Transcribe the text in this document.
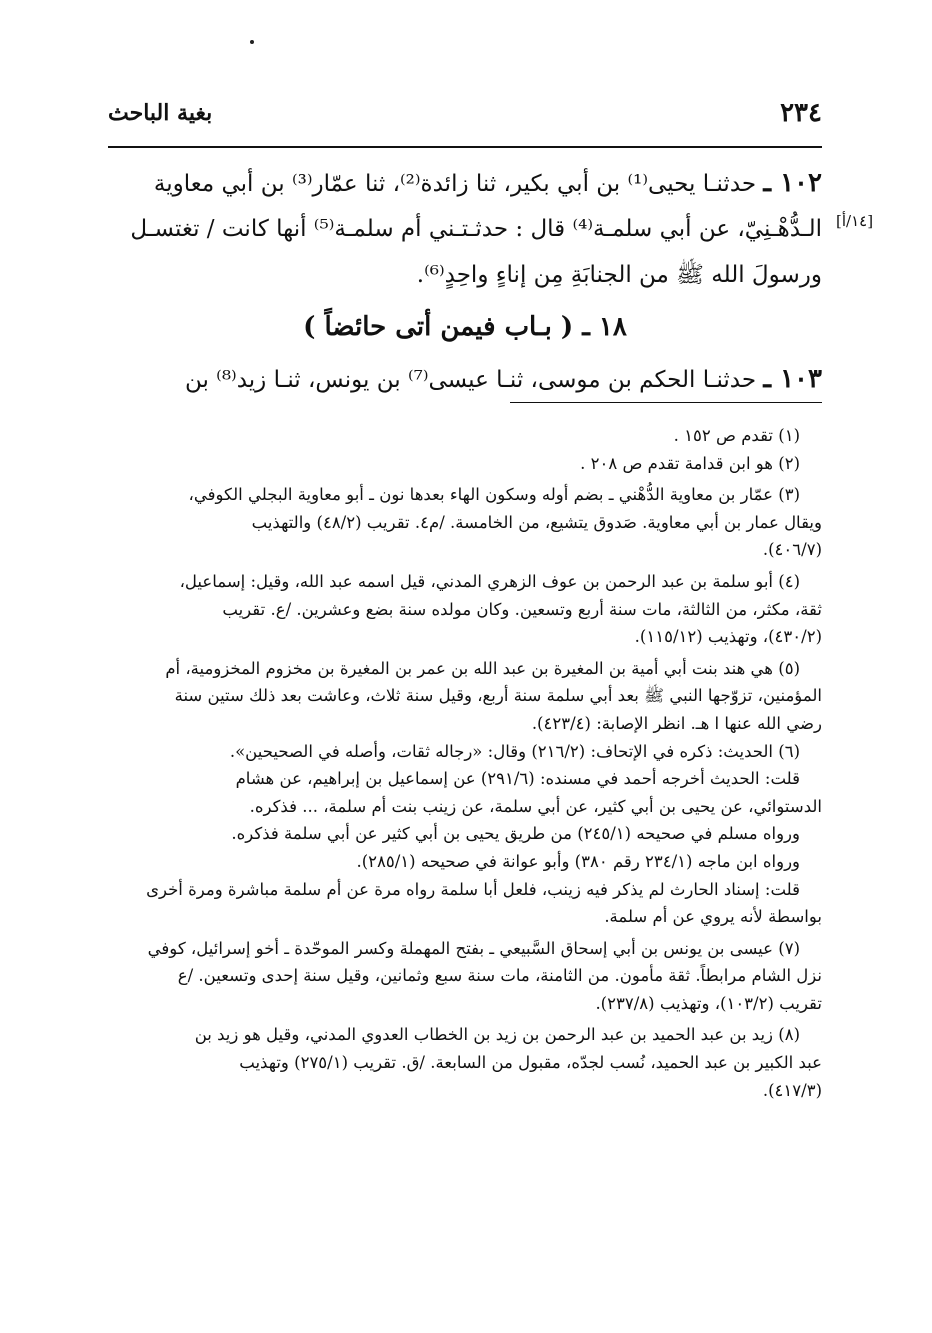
٢٣٤
بغية الباحث
[١٤/أ]
١٠٢ ـ حدثنـا يحيى⁽¹⁾ بن أبي بكير، ثنا زائدة⁽²⁾، ثنا عمّار⁽³⁾ بن أبي معاوية
الـدُّهْـنِيّ، عن أبي سلمـة⁽⁴⁾ قال : حدثـتـني أم سلمـة⁽⁵⁾ أنها كانت / تغتسـل
ورسولَ الله ﷺ من الجنابَةِ مِن إناءٍ واحِدٍ⁽⁶⁾.
١٨ ـ ( بـاب فيمن أتى حائضاً )
١٠٣ ـ حدثنـا الحكم بن موسى، ثنـا عيسى⁽⁷⁾ بن يونس، ثنـا زيد⁽⁸⁾ بن
(١) تقدم ص ١٥٢ .
(٢) هو ابن قدامة تقدم ص ٢٠٨ .
(٣) عمّار بن معاوية الدُّهْني ـ بضم أوله وسكون الهاء بعدها نون ـ أبو معاوية البجلي الكوفي،
ويقال عمار بن أبي معاوية. صَدوق يتشيع، من الخامسة. /م٤. تقريب (٤٨/٢) والتهذيب
(٤٠٦/٧).
(٤) أبو سلمة بن عبد الرحمن بن عوف الزهري المدني، قيل اسمه عبد الله، وقيل: إسماعيل،
ثقة، مكثر، من الثالثة، مات سنة أربع وتسعين. وكان مولده سنة بضع وعشرين. /ع. تقريب
(٤٣٠/٢)، وتهذيب (١١٥/١٢).
(٥) هي هند بنت أبي أمية بن المغيرة بن عبد الله بن عمر بن المغيرة بن مخزوم المخزومية، أم
المؤمنين، تزوّجها النبي ﷺ بعد أبي سلمة سنة أربع، وقيل سنة ثلاث، وعاشت بعد ذلك ستين سنة
رضي الله عنها ا هـ. انظر الإصابة: (٤٢٣/٤).
(٦) الحديث: ذكره في الإتحاف: (٢١٦/٢) وقال: «رجاله ثقات، وأصله في الصحيحين».
قلت: الحديث أخرجه أحمد في مسنده: (٢٩١/٦) عن إسماعيل بن إبراهيم، عن هشام
الدستوائي، عن يحيى بن أبي كثير، عن أبي سلمة، عن زينب بنت أم سلمة، ... فذكره.
ورواه مسلم في صحيحه (٢٤٥/١) من طريق يحيى بن أبي كثير عن أبي سلمة فذكره.
ورواه ابن ماجه (٢٣٤/١ رقم ٣٨٠) وأبو عوانة في صحيحه (٢٨٥/١).
قلت: إسناد الحارث لم يذكر فيه زينب، فلعل أبا سلمة رواه مرة عن أم سلمة مباشرة ومرة أخرى
بواسطة لأنه يروي عن أم سلمة.
(٧) عيسى بن يونس بن أبي إسحاق السَّبيعي ـ بفتح المهملة وكسر الموحّدة ـ أخو إسرائيل، كوفي
نزل الشام مرابطاً. ثقة مأمون. من الثامنة، مات سنة سبع وثمانين، وقيل سنة إحدى وتسعين. /ع
تقريب (١٠٣/٢)، وتهذيب (٢٣٧/٨).
(٨) زيد بن عبد الحميد بن عبد الرحمن بن زيد بن الخطاب العدوي المدني، وقيل هو زيد بن
عبد الكبير بن عبد الحميد، نُسب لجدّه، مقبول من السابعة. /ق. تقريب (٢٧٥/١) وتهذيب
(٤١٧/٣).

Problem to solve:
Extract every line containing the string "الحديث" from the material.

Result of this task:
(٦) الحديث: ذكره في الإتحاف: (٢١٦/٢) وقال: «رجاله ثقات، وأصله في الصحيحين».
قلت: الحديث أخرجه أحمد في مسنده: (٢٩١/٦) عن إسماعيل بن إبراهيم، عن هشام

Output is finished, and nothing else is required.